- [Exercise objective]
Print all of the entries exactly, minus the pictures.

- [Supplied entries]
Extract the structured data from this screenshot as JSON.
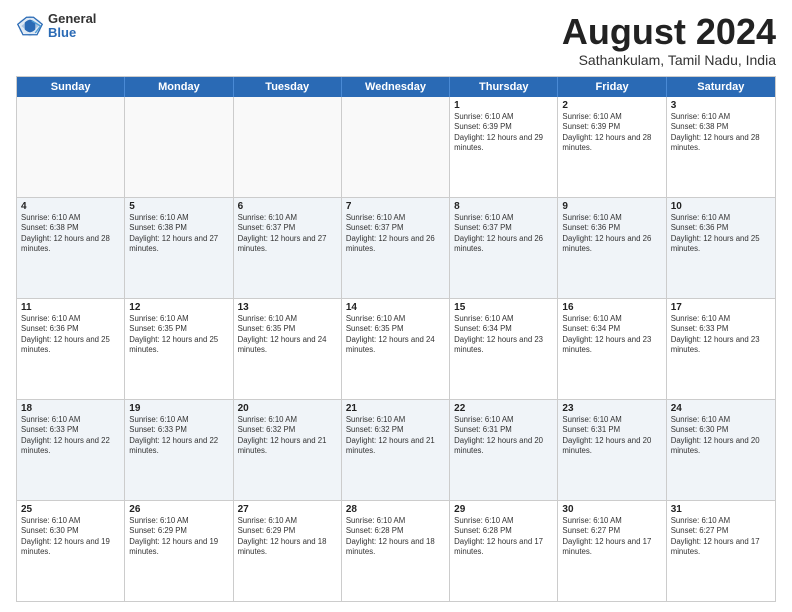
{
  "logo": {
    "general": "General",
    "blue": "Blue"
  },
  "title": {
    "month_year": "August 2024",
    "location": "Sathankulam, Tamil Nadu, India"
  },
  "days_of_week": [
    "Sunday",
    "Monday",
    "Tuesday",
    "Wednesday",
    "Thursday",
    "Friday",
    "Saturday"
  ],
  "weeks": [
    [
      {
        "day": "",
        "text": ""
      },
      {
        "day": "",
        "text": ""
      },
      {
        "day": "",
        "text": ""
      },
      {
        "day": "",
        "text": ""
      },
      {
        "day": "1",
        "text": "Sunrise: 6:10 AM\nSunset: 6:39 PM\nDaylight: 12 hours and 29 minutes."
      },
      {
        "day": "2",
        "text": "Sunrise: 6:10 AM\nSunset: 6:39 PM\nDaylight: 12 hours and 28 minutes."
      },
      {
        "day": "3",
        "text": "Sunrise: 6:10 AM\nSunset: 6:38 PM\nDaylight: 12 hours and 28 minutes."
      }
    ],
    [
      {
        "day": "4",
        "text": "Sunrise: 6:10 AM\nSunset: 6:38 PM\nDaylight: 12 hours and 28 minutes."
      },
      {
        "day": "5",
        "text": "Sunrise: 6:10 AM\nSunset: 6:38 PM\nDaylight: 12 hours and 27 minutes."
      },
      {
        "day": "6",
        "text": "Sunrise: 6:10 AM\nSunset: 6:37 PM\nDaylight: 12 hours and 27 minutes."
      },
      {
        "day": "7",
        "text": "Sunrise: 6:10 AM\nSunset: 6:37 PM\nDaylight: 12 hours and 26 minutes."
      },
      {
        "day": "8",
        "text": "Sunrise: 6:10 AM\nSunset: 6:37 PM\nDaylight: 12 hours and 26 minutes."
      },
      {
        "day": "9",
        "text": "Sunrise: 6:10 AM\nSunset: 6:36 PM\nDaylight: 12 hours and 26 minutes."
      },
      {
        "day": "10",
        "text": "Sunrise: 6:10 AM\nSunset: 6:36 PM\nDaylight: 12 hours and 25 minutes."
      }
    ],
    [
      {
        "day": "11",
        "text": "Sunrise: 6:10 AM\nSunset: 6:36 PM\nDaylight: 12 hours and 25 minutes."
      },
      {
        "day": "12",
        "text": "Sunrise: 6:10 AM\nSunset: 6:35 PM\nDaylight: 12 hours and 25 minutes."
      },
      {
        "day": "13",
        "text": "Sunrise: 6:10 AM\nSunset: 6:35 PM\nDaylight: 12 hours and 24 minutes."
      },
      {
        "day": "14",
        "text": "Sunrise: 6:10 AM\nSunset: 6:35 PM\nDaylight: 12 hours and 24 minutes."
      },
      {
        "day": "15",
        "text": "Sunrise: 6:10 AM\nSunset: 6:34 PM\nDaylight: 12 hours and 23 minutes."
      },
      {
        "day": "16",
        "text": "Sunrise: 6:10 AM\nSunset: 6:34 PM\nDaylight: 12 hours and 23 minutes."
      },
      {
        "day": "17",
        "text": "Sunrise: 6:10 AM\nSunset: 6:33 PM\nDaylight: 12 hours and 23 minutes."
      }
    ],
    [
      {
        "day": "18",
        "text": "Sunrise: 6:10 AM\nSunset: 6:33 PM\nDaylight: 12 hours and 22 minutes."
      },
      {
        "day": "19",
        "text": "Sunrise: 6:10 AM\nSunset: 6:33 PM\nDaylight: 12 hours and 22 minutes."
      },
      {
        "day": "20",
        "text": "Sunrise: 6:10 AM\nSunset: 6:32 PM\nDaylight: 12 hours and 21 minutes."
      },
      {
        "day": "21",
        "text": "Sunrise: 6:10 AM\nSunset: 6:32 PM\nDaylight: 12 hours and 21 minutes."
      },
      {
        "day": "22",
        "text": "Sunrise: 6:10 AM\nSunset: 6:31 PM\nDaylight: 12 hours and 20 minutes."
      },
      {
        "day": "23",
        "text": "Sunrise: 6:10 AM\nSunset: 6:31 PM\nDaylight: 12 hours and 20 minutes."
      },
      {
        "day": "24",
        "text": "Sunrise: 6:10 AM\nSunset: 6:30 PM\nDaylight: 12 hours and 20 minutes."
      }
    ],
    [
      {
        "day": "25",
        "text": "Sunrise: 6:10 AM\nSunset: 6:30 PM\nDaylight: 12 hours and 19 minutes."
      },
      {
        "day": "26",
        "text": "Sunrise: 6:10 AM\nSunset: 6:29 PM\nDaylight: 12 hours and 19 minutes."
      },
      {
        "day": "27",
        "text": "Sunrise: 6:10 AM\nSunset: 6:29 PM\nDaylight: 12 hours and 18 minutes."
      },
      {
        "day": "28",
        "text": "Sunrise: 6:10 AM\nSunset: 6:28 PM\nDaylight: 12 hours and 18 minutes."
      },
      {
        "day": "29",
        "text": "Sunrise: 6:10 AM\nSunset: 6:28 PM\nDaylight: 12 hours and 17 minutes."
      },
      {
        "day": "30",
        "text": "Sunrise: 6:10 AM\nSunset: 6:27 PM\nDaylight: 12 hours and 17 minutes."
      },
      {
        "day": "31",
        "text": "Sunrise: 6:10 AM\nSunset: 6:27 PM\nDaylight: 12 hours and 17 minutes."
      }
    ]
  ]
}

- [Solution]
Extract the structured data from this screenshot as JSON.
{
  "logo": {
    "general": "General",
    "blue": "Blue"
  },
  "title": {
    "month_year": "August 2024",
    "location": "Sathankulam, Tamil Nadu, India"
  },
  "days_of_week": [
    "Sunday",
    "Monday",
    "Tuesday",
    "Wednesday",
    "Thursday",
    "Friday",
    "Saturday"
  ],
  "weeks": [
    [
      {
        "day": "",
        "text": ""
      },
      {
        "day": "",
        "text": ""
      },
      {
        "day": "",
        "text": ""
      },
      {
        "day": "",
        "text": ""
      },
      {
        "day": "1",
        "text": "Sunrise: 6:10 AM\nSunset: 6:39 PM\nDaylight: 12 hours and 29 minutes."
      },
      {
        "day": "2",
        "text": "Sunrise: 6:10 AM\nSunset: 6:39 PM\nDaylight: 12 hours and 28 minutes."
      },
      {
        "day": "3",
        "text": "Sunrise: 6:10 AM\nSunset: 6:38 PM\nDaylight: 12 hours and 28 minutes."
      }
    ],
    [
      {
        "day": "4",
        "text": "Sunrise: 6:10 AM\nSunset: 6:38 PM\nDaylight: 12 hours and 28 minutes."
      },
      {
        "day": "5",
        "text": "Sunrise: 6:10 AM\nSunset: 6:38 PM\nDaylight: 12 hours and 27 minutes."
      },
      {
        "day": "6",
        "text": "Sunrise: 6:10 AM\nSunset: 6:37 PM\nDaylight: 12 hours and 27 minutes."
      },
      {
        "day": "7",
        "text": "Sunrise: 6:10 AM\nSunset: 6:37 PM\nDaylight: 12 hours and 26 minutes."
      },
      {
        "day": "8",
        "text": "Sunrise: 6:10 AM\nSunset: 6:37 PM\nDaylight: 12 hours and 26 minutes."
      },
      {
        "day": "9",
        "text": "Sunrise: 6:10 AM\nSunset: 6:36 PM\nDaylight: 12 hours and 26 minutes."
      },
      {
        "day": "10",
        "text": "Sunrise: 6:10 AM\nSunset: 6:36 PM\nDaylight: 12 hours and 25 minutes."
      }
    ],
    [
      {
        "day": "11",
        "text": "Sunrise: 6:10 AM\nSunset: 6:36 PM\nDaylight: 12 hours and 25 minutes."
      },
      {
        "day": "12",
        "text": "Sunrise: 6:10 AM\nSunset: 6:35 PM\nDaylight: 12 hours and 25 minutes."
      },
      {
        "day": "13",
        "text": "Sunrise: 6:10 AM\nSunset: 6:35 PM\nDaylight: 12 hours and 24 minutes."
      },
      {
        "day": "14",
        "text": "Sunrise: 6:10 AM\nSunset: 6:35 PM\nDaylight: 12 hours and 24 minutes."
      },
      {
        "day": "15",
        "text": "Sunrise: 6:10 AM\nSunset: 6:34 PM\nDaylight: 12 hours and 23 minutes."
      },
      {
        "day": "16",
        "text": "Sunrise: 6:10 AM\nSunset: 6:34 PM\nDaylight: 12 hours and 23 minutes."
      },
      {
        "day": "17",
        "text": "Sunrise: 6:10 AM\nSunset: 6:33 PM\nDaylight: 12 hours and 23 minutes."
      }
    ],
    [
      {
        "day": "18",
        "text": "Sunrise: 6:10 AM\nSunset: 6:33 PM\nDaylight: 12 hours and 22 minutes."
      },
      {
        "day": "19",
        "text": "Sunrise: 6:10 AM\nSunset: 6:33 PM\nDaylight: 12 hours and 22 minutes."
      },
      {
        "day": "20",
        "text": "Sunrise: 6:10 AM\nSunset: 6:32 PM\nDaylight: 12 hours and 21 minutes."
      },
      {
        "day": "21",
        "text": "Sunrise: 6:10 AM\nSunset: 6:32 PM\nDaylight: 12 hours and 21 minutes."
      },
      {
        "day": "22",
        "text": "Sunrise: 6:10 AM\nSunset: 6:31 PM\nDaylight: 12 hours and 20 minutes."
      },
      {
        "day": "23",
        "text": "Sunrise: 6:10 AM\nSunset: 6:31 PM\nDaylight: 12 hours and 20 minutes."
      },
      {
        "day": "24",
        "text": "Sunrise: 6:10 AM\nSunset: 6:30 PM\nDaylight: 12 hours and 20 minutes."
      }
    ],
    [
      {
        "day": "25",
        "text": "Sunrise: 6:10 AM\nSunset: 6:30 PM\nDaylight: 12 hours and 19 minutes."
      },
      {
        "day": "26",
        "text": "Sunrise: 6:10 AM\nSunset: 6:29 PM\nDaylight: 12 hours and 19 minutes."
      },
      {
        "day": "27",
        "text": "Sunrise: 6:10 AM\nSunset: 6:29 PM\nDaylight: 12 hours and 18 minutes."
      },
      {
        "day": "28",
        "text": "Sunrise: 6:10 AM\nSunset: 6:28 PM\nDaylight: 12 hours and 18 minutes."
      },
      {
        "day": "29",
        "text": "Sunrise: 6:10 AM\nSunset: 6:28 PM\nDaylight: 12 hours and 17 minutes."
      },
      {
        "day": "30",
        "text": "Sunrise: 6:10 AM\nSunset: 6:27 PM\nDaylight: 12 hours and 17 minutes."
      },
      {
        "day": "31",
        "text": "Sunrise: 6:10 AM\nSunset: 6:27 PM\nDaylight: 12 hours and 17 minutes."
      }
    ]
  ]
}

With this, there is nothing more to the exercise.